Supplied data
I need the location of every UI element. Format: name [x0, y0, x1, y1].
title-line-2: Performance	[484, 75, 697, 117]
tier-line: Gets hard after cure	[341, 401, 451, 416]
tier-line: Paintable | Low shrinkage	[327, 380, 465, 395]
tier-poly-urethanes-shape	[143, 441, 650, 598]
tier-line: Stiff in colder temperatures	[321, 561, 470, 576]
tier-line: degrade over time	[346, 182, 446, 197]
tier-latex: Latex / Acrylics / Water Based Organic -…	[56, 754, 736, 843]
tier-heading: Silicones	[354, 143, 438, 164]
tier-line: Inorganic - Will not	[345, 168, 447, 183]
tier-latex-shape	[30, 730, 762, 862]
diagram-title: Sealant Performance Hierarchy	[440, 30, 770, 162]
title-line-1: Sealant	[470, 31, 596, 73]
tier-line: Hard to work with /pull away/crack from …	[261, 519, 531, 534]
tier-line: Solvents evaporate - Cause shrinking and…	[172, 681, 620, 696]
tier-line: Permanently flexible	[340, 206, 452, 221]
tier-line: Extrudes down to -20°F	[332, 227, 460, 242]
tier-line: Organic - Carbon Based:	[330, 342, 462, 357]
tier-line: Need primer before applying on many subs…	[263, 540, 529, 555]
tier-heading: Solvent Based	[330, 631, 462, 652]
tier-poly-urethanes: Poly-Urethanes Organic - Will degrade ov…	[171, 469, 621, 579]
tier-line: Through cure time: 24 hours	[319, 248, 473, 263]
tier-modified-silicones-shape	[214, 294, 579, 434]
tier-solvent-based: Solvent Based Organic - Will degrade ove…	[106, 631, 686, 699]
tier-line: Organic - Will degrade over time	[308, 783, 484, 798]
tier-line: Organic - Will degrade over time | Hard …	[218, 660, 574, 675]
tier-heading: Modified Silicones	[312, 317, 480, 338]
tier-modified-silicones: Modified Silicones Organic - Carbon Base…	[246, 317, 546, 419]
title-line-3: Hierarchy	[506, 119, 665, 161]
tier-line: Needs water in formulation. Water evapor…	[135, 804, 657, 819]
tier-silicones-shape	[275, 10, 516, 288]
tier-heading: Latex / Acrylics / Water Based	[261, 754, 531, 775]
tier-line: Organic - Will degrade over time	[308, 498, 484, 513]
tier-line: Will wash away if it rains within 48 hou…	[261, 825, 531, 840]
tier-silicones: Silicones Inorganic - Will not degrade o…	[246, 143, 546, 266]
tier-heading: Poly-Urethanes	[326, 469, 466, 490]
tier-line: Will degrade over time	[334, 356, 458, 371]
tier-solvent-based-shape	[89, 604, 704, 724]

Work to be completed
Edit the stretch from the start of the entries through the line containing "tier-latex: Latex /", changing "Stiff" to "Rigid" and keeping everything else the same. Give back only those lines.

Exercise answer
I need the location of every UI element. Format: name [x0, y0, x1, y1].
title-line-2: Performance	[484, 75, 697, 117]
tier-line: Gets hard after cure	[341, 401, 451, 416]
tier-line: Paintable | Low shrinkage	[327, 380, 465, 395]
tier-poly-urethanes-shape	[143, 441, 650, 598]
tier-line: Rigid in colder temperatures	[321, 561, 470, 576]
tier-line: degrade over time	[346, 182, 446, 197]
tier-latex: Latex / Acrylics / Water Based Organic -…	[56, 754, 736, 843]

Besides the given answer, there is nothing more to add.